** start MATERIAL FOR THIS EXERCISE **
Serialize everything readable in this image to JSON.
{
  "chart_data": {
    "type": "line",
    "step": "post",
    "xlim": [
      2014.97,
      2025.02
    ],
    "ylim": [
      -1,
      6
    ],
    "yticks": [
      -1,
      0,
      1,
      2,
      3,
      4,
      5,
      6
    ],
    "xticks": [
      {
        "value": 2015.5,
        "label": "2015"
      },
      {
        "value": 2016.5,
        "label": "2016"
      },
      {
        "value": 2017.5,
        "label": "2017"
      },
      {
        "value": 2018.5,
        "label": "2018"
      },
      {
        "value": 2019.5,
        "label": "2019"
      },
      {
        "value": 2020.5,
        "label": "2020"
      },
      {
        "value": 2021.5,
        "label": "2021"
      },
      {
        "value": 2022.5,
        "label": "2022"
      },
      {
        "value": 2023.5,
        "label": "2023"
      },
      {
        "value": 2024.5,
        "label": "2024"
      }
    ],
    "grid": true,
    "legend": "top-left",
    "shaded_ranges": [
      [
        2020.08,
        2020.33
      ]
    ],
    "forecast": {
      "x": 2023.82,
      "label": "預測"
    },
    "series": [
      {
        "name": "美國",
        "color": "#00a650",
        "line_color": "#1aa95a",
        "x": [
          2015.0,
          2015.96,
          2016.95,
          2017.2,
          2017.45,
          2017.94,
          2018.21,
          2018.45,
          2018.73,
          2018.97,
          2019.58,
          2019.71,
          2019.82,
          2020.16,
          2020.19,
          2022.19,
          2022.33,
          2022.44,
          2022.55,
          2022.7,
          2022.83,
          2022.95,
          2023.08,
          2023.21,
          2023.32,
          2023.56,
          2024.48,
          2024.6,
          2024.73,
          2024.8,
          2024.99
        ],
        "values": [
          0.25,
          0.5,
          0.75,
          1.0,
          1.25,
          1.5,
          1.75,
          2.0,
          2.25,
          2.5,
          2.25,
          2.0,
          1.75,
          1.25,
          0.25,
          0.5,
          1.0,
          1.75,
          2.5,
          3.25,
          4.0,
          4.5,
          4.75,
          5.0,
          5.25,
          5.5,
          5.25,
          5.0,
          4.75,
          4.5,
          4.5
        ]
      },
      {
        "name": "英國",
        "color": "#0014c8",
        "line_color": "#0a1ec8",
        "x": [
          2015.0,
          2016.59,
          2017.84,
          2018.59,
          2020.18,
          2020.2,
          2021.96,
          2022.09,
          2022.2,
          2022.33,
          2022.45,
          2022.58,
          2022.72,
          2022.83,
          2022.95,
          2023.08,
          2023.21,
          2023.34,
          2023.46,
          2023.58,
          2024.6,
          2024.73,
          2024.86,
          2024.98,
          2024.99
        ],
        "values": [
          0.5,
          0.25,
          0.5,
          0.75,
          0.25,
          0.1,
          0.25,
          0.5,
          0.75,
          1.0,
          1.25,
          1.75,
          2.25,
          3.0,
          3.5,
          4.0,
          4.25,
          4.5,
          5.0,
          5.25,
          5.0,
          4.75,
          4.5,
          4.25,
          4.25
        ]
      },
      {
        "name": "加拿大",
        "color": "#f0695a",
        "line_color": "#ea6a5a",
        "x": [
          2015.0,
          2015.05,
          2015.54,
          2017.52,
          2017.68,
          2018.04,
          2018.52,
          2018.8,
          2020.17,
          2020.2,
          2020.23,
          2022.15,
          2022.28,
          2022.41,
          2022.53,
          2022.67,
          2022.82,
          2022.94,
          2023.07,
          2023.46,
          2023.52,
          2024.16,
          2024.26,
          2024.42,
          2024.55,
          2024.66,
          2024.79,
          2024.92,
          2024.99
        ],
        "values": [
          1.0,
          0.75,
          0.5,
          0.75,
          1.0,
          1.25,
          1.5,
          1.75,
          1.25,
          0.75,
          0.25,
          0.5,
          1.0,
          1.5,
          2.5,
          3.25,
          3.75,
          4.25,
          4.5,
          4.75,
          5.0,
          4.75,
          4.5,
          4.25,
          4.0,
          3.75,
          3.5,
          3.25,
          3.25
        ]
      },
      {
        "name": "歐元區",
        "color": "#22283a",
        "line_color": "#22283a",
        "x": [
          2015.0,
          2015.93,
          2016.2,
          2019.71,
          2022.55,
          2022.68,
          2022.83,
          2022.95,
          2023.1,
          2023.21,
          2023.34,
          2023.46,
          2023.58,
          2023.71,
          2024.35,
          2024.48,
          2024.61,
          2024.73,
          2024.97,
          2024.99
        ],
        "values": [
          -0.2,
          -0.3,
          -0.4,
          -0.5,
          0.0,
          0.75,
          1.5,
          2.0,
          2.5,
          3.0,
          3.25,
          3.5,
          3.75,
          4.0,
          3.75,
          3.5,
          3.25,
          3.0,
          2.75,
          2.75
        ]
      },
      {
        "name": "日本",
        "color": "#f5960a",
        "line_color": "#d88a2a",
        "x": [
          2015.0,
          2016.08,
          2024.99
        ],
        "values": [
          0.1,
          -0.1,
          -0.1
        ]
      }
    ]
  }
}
** end MATERIAL FOR THIS EXERCISE **
TASK PROMPT. Repeat the records above exactly as they appear.

EXPECTED OUTPUT.
Serialize everything readable in this image to JSON.
{
  "chart_data": {
    "type": "line",
    "step": "post",
    "xlim": [
      2014.97,
      2025.02
    ],
    "ylim": [
      -1,
      6
    ],
    "yticks": [
      -1,
      0,
      1,
      2,
      3,
      4,
      5,
      6
    ],
    "xticks": [
      {
        "value": 2015.5,
        "label": "2015"
      },
      {
        "value": 2016.5,
        "label": "2016"
      },
      {
        "value": 2017.5,
        "label": "2017"
      },
      {
        "value": 2018.5,
        "label": "2018"
      },
      {
        "value": 2019.5,
        "label": "2019"
      },
      {
        "value": 2020.5,
        "label": "2020"
      },
      {
        "value": 2021.5,
        "label": "2021"
      },
      {
        "value": 2022.5,
        "label": "2022"
      },
      {
        "value": 2023.5,
        "label": "2023"
      },
      {
        "value": 2024.5,
        "label": "2024"
      }
    ],
    "grid": true,
    "legend": "top-left",
    "shaded_ranges": [
      [
        2020.08,
        2020.33
      ]
    ],
    "forecast": {
      "x": 2023.82,
      "label": "預測"
    },
    "series": [
      {
        "name": "美國",
        "color": "#00a650",
        "line_color": "#1aa95a",
        "x": [
          2015.0,
          2015.96,
          2016.95,
          2017.2,
          2017.45,
          2017.94,
          2018.21,
          2018.45,
          2018.73,
          2018.97,
          2019.58,
          2019.71,
          2019.82,
          2020.16,
          2020.19,
          2022.19,
          2022.33,
          2022.44,
          2022.55,
          2022.7,
          2022.83,
          2022.95,
          2023.08,
          2023.21,
          2023.32,
          2023.56,
          2024.48,
          2024.6,
          2024.73,
          2024.8,
          2024.99
        ],
        "values": [
          0.25,
          0.5,
          0.75,
          1.0,
          1.25,
          1.5,
          1.75,
          2.0,
          2.25,
          2.5,
          2.25,
          2.0,
          1.75,
          1.25,
          0.25,
          0.5,
          1.0,
          1.75,
          2.5,
          3.25,
          4.0,
          4.5,
          4.75,
          5.0,
          5.25,
          5.5,
          5.25,
          5.0,
          4.75,
          4.5,
          4.5
        ]
      },
      {
        "name": "英國",
        "color": "#0014c8",
        "line_color": "#0a1ec8",
        "x": [
          2015.0,
          2016.59,
          2017.84,
          2018.59,
          2020.18,
          2020.2,
          2021.96,
          2022.09,
          2022.2,
          2022.33,
          2022.45,
          2022.58,
          2022.72,
          2022.83,
          2022.95,
          2023.08,
          2023.21,
          2023.34,
          2023.46,
          2023.58,
          2024.6,
          2024.73,
          2024.86,
          2024.98,
          2024.99
        ],
        "values": [
          0.5,
          0.25,
          0.5,
          0.75,
          0.25,
          0.1,
          0.25,
          0.5,
          0.75,
          1.0,
          1.25,
          1.75,
          2.25,
          3.0,
          3.5,
          4.0,
          4.25,
          4.5,
          5.0,
          5.25,
          5.0,
          4.75,
          4.5,
          4.25,
          4.25
        ]
      },
      {
        "name": "加拿大",
        "color": "#f0695a",
        "line_color": "#ea6a5a",
        "x": [
          2015.0,
          2015.05,
          2015.54,
          2017.52,
          2017.68,
          2018.04,
          2018.52,
          2018.8,
          2020.17,
          2020.2,
          2020.23,
          2022.15,
          2022.28,
          2022.41,
          2022.53,
          2022.67,
          2022.82,
          2022.94,
          2023.07,
          2023.46,
          2023.52,
          2024.16,
          2024.26,
          2024.42,
          2024.55,
          2024.66,
          2024.79,
          2024.92,
          2024.99
        ],
        "values": [
          1.0,
          0.75,
          0.5,
          0.75,
          1.0,
          1.25,
          1.5,
          1.75,
          1.25,
          0.75,
          0.25,
          0.5,
          1.0,
          1.5,
          2.5,
          3.25,
          3.75,
          4.25,
          4.5,
          4.75,
          5.0,
          4.75,
          4.5,
          4.25,
          4.0,
          3.75,
          3.5,
          3.25,
          3.25
        ]
      },
      {
        "name": "歐元區",
        "color": "#22283a",
        "line_color": "#22283a",
        "x": [
          2015.0,
          2015.93,
          2016.2,
          2019.71,
          2022.55,
          2022.68,
          2022.83,
          2022.95,
          2023.1,
          2023.21,
          2023.34,
          2023.46,
          2023.58,
          2023.71,
          2024.35,
          2024.48,
          2024.61,
          2024.73,
          2024.97,
          2024.99
        ],
        "values": [
          -0.2,
          -0.3,
          -0.4,
          -0.5,
          0.0,
          0.75,
          1.5,
          2.0,
          2.5,
          3.0,
          3.25,
          3.5,
          3.75,
          4.0,
          3.75,
          3.5,
          3.25,
          3.0,
          2.75,
          2.75
        ]
      },
      {
        "name": "日本",
        "color": "#f5960a",
        "line_color": "#d88a2a",
        "x": [
          2015.0,
          2016.08,
          2024.99
        ],
        "values": [
          0.1,
          -0.1,
          -0.1
        ]
      }
    ]
  }
}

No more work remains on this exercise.